[Source data]
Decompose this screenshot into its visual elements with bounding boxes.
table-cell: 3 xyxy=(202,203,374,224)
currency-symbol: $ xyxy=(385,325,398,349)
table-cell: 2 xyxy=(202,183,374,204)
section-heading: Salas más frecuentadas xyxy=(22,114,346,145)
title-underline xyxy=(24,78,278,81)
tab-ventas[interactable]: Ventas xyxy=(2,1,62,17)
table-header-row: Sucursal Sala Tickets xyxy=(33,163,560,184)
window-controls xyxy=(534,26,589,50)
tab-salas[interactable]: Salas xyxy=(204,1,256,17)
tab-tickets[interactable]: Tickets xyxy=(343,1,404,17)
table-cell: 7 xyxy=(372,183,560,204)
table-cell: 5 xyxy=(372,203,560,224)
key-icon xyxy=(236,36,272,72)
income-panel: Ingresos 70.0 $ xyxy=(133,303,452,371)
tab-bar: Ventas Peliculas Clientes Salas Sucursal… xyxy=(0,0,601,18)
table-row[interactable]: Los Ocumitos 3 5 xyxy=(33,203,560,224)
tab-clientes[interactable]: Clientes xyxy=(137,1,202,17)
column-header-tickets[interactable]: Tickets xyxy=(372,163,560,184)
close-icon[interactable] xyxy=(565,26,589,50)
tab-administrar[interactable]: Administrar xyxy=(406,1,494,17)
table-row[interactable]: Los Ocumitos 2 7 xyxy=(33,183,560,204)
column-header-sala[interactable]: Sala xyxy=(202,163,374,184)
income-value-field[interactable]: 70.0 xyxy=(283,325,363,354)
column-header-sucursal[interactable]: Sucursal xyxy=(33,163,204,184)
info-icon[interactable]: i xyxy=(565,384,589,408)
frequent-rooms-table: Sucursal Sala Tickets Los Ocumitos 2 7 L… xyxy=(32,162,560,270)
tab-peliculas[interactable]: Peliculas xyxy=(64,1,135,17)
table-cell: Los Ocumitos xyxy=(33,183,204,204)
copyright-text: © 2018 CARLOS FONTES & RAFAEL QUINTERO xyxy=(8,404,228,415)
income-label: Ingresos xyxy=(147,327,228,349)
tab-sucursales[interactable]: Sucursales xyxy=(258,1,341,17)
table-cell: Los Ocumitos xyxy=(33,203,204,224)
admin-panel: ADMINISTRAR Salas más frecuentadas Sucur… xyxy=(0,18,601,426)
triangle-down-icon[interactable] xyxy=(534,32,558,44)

Direction:
Please render the entries from the start through the line containing "close-icon[interactable] xyxy=(565,26,589,50)" as a numbered list, leaving out any blank lines.

Answer to this problem:
1. Decompose this screenshot into its visual elements with bounding boxes.
2. table-cell: 3 xyxy=(202,203,374,224)
3. currency-symbol: $ xyxy=(385,325,398,349)
4. table-cell: 2 xyxy=(202,183,374,204)
5. section-heading: Salas más frecuentadas xyxy=(22,114,346,145)
6. title-underline xyxy=(24,78,278,81)
7. tab-ventas[interactable]: Ventas xyxy=(2,1,62,17)
8. table-header-row: Sucursal Sala Tickets xyxy=(33,163,560,184)
9. window-controls xyxy=(534,26,589,50)
10. tab-salas[interactable]: Salas xyxy=(204,1,256,17)
11. tab-tickets[interactable]: Tickets xyxy=(343,1,404,17)
12. table-cell: 7 xyxy=(372,183,560,204)
13. table-cell: 5 xyxy=(372,203,560,224)
14. key-icon xyxy=(236,36,272,72)
15. income-panel: Ingresos 70.0 $ xyxy=(133,303,452,371)
16. tab-bar: Ventas Peliculas Clientes Salas Sucursal… xyxy=(0,0,601,18)
17. table-row[interactable]: Los Ocumitos 3 5 xyxy=(33,203,560,224)
18. tab-clientes[interactable]: Clientes xyxy=(137,1,202,17)
19. column-header-tickets[interactable]: Tickets xyxy=(372,163,560,184)
20. close-icon[interactable] xyxy=(565,26,589,50)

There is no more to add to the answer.